Repeat the whole of the data, keeping every detail the same.
################
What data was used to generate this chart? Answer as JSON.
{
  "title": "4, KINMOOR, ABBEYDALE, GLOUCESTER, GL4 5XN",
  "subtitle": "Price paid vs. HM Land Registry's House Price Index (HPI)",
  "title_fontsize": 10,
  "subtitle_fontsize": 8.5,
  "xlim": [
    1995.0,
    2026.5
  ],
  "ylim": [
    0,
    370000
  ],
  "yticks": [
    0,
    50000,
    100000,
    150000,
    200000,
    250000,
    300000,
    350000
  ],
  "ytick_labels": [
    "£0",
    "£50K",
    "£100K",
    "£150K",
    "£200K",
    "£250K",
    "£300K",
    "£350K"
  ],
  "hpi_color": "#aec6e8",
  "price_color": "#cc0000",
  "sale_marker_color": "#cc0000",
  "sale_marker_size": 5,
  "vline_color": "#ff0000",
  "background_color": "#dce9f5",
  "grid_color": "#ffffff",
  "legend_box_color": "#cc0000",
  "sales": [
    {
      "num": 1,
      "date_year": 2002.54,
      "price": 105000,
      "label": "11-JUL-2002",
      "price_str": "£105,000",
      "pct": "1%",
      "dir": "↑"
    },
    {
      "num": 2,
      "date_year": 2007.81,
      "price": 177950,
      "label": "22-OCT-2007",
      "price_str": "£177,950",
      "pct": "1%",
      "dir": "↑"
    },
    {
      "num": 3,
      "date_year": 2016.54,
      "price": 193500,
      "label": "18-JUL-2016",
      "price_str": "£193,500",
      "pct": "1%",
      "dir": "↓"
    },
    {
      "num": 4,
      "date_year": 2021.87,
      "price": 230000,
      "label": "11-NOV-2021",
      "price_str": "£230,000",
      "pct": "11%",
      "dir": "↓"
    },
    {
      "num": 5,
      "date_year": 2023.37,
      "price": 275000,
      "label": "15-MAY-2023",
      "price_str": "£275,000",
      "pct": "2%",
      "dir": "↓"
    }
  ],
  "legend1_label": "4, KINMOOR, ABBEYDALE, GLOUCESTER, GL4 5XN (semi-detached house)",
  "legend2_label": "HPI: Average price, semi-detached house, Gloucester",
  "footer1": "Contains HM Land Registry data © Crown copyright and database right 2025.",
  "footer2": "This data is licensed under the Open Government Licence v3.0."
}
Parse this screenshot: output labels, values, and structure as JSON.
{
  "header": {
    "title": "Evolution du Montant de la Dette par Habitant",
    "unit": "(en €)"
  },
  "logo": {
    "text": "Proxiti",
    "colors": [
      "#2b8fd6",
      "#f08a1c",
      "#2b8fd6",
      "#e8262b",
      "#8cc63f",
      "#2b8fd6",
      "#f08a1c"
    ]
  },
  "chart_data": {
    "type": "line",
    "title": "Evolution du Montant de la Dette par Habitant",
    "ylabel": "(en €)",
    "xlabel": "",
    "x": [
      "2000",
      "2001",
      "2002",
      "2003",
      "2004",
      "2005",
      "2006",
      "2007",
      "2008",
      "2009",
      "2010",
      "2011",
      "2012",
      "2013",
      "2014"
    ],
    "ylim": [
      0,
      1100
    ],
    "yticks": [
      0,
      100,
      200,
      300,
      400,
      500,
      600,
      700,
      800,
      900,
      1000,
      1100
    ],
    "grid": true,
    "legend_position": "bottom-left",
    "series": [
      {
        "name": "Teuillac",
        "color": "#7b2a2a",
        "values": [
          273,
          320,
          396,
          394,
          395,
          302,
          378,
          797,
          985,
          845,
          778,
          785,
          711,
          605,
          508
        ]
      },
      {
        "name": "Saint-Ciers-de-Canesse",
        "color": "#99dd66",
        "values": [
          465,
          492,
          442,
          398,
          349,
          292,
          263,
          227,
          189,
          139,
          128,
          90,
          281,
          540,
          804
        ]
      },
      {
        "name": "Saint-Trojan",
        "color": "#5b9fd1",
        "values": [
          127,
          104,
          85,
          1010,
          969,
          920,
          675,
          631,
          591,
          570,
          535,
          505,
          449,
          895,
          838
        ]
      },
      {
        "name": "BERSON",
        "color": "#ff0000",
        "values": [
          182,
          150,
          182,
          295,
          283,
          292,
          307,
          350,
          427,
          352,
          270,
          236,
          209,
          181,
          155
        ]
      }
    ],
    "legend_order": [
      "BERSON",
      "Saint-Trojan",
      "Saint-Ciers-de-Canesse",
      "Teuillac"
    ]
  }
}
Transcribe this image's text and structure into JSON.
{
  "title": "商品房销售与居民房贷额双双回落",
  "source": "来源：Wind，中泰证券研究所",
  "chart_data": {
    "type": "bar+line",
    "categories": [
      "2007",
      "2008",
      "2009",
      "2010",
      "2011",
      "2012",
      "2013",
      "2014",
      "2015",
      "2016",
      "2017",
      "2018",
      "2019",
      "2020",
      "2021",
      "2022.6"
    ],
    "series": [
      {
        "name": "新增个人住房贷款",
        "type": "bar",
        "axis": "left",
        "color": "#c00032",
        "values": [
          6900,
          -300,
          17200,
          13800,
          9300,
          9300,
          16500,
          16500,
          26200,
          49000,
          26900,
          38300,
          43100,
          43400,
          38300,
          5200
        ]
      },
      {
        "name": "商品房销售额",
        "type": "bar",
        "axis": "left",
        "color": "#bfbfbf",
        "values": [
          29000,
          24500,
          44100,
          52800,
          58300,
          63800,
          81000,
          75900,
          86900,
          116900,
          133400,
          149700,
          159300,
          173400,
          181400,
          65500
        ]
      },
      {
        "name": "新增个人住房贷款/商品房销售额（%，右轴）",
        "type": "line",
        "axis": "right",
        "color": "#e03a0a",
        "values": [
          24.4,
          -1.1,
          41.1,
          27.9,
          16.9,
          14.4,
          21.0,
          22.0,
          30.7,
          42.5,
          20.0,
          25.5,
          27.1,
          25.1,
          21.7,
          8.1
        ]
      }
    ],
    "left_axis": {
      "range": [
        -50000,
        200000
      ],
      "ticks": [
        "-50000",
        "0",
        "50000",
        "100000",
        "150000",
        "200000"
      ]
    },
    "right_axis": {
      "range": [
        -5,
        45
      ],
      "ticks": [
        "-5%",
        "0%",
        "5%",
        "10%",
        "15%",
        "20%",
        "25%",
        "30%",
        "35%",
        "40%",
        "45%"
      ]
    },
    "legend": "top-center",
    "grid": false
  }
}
################
■ **Task response**:
What data was used to generate this chart? Answer as JSON.
{
  "title": "4, KINMOOR, ABBEYDALE, GLOUCESTER, GL4 5XN",
  "subtitle": "Price paid vs. HM Land Registry's House Price Index (HPI)",
  "title_fontsize": 10,
  "subtitle_fontsize": 8.5,
  "xlim": [
    1995.0,
    2026.5
  ],
  "ylim": [
    0,
    370000
  ],
  "yticks": [
    0,
    50000,
    100000,
    150000,
    200000,
    250000,
    300000,
    350000
  ],
  "ytick_labels": [
    "£0",
    "£50K",
    "£100K",
    "£150K",
    "£200K",
    "£250K",
    "£300K",
    "£350K"
  ],
  "hpi_color": "#aec6e8",
  "price_color": "#cc0000",
  "sale_marker_color": "#cc0000",
  "sale_marker_size": 5,
  "vline_color": "#ff0000",
  "background_color": "#dce9f5",
  "grid_color": "#ffffff",
  "legend_box_color": "#cc0000",
  "sales": [
    {
      "num": 1,
      "date_year": 2002.54,
      "price": 105000,
      "label": "11-JUL-2002",
      "price_str": "£105,000",
      "pct": "1%",
      "dir": "↑"
    },
    {
      "num": 2,
      "date_year": 2007.81,
      "price": 177950,
      "label": "22-OCT-2007",
      "price_str": "£177,950",
      "pct": "1%",
      "dir": "↑"
    },
    {
      "num": 3,
      "date_year": 2016.54,
      "price": 193500,
      "label": "18-JUL-2016",
      "price_str": "£193,500",
      "pct": "1%",
      "dir": "↓"
    },
    {
      "num": 4,
      "date_year": 2021.87,
      "price": 230000,
      "label": "11-NOV-2021",
      "price_str": "£230,000",
      "pct": "11%",
      "dir": "↓"
    },
    {
      "num": 5,
      "date_year": 2023.37,
      "price": 275000,
      "label": "15-MAY-2023",
      "price_str": "£275,000",
      "pct": "2%",
      "dir": "↓"
    }
  ],
  "legend1_label": "4, KINMOOR, ABBEYDALE, GLOUCESTER, GL4 5XN (semi-detached house)",
  "legend2_label": "HPI: Average price, semi-detached house, Gloucester",
  "footer1": "Contains HM Land Registry data © Crown copyright and database right 2025.",
  "footer2": "This data is licensed under the Open Government Licence v3.0."
}
Parse this screenshot: output labels, values, and structure as JSON.
{
  "header": {
    "title": "Evolution du Montant de la Dette par Habitant",
    "unit": "(en €)"
  },
  "logo": {
    "text": "Proxiti",
    "colors": [
      "#2b8fd6",
      "#f08a1c",
      "#2b8fd6",
      "#e8262b",
      "#8cc63f",
      "#2b8fd6",
      "#f08a1c"
    ]
  },
  "chart_data": {
    "type": "line",
    "title": "Evolution du Montant de la Dette par Habitant",
    "ylabel": "(en €)",
    "xlabel": "",
    "x": [
      "2000",
      "2001",
      "2002",
      "2003",
      "2004",
      "2005",
      "2006",
      "2007",
      "2008",
      "2009",
      "2010",
      "2011",
      "2012",
      "2013",
      "2014"
    ],
    "ylim": [
      0,
      1100
    ],
    "yticks": [
      0,
      100,
      200,
      300,
      400,
      500,
      600,
      700,
      800,
      900,
      1000,
      1100
    ],
    "grid": true,
    "legend_position": "bottom-left",
    "series": [
      {
        "name": "Teuillac",
        "color": "#7b2a2a",
        "values": [
          273,
          320,
          396,
          394,
          395,
          302,
          378,
          797,
          985,
          845,
          778,
          785,
          711,
          605,
          508
        ]
      },
      {
        "name": "Saint-Ciers-de-Canesse",
        "color": "#99dd66",
        "values": [
          465,
          492,
          442,
          398,
          349,
          292,
          263,
          227,
          189,
          139,
          128,
          90,
          281,
          540,
          804
        ]
      },
      {
        "name": "Saint-Trojan",
        "color": "#5b9fd1",
        "values": [
          127,
          104,
          85,
          1010,
          969,
          920,
          675,
          631,
          591,
          570,
          535,
          505,
          449,
          895,
          838
        ]
      },
      {
        "name": "BERSON",
        "color": "#ff0000",
        "values": [
          182,
          150,
          182,
          295,
          283,
          292,
          307,
          350,
          427,
          352,
          270,
          236,
          209,
          181,
          155
        ]
      }
    ],
    "legend_order": [
      "BERSON",
      "Saint-Trojan",
      "Saint-Ciers-de-Canesse",
      "Teuillac"
    ]
  }
}
Transcribe this image's text and structure into JSON.
{
  "title": "商品房销售与居民房贷额双双回落",
  "source": "来源：Wind，中泰证券研究所",
  "chart_data": {
    "type": "bar+line",
    "categories": [
      "2007",
      "2008",
      "2009",
      "2010",
      "2011",
      "2012",
      "2013",
      "2014",
      "2015",
      "2016",
      "2017",
      "2018",
      "2019",
      "2020",
      "2021",
      "2022.6"
    ],
    "series": [
      {
        "name": "新增个人住房贷款",
        "type": "bar",
        "axis": "left",
        "color": "#c00032",
        "values": [
          6900,
          -300,
          17200,
          13800,
          9300,
          9300,
          16500,
          16500,
          26200,
          49000,
          26900,
          38300,
          43100,
          43400,
          38300,
          5200
        ]
      },
      {
        "name": "商品房销售额",
        "type": "bar",
        "axis": "left",
        "color": "#bfbfbf",
        "values": [
          29000,
          24500,
          44100,
          52800,
          58300,
          63800,
          81000,
          75900,
          86900,
          116900,
          133400,
          149700,
          159300,
          173400,
          181400,
          65500
        ]
      },
      {
        "name": "新增个人住房贷款/商品房销售额（%，右轴）",
        "type": "line",
        "axis": "right",
        "color": "#e03a0a",
        "values": [
          24.4,
          -1.1,
          41.1,
          27.9,
          16.9,
          14.4,
          21.0,
          22.0,
          30.7,
          42.5,
          20.0,
          25.5,
          27.1,
          25.1,
          21.7,
          8.1
        ]
      }
    ],
    "left_axis": {
      "range": [
        -50000,
        200000
      ],
      "ticks": [
        "-50000",
        "0",
        "50000",
        "100000",
        "150000",
        "200000"
      ]
    },
    "right_axis": {
      "range": [
        -5,
        45
      ],
      "ticks": [
        "-5%",
        "0%",
        "5%",
        "10%",
        "15%",
        "20%",
        "25%",
        "30%",
        "35%",
        "40%",
        "45%"
      ]
    },
    "legend": "top-center",
    "grid": false
  }
}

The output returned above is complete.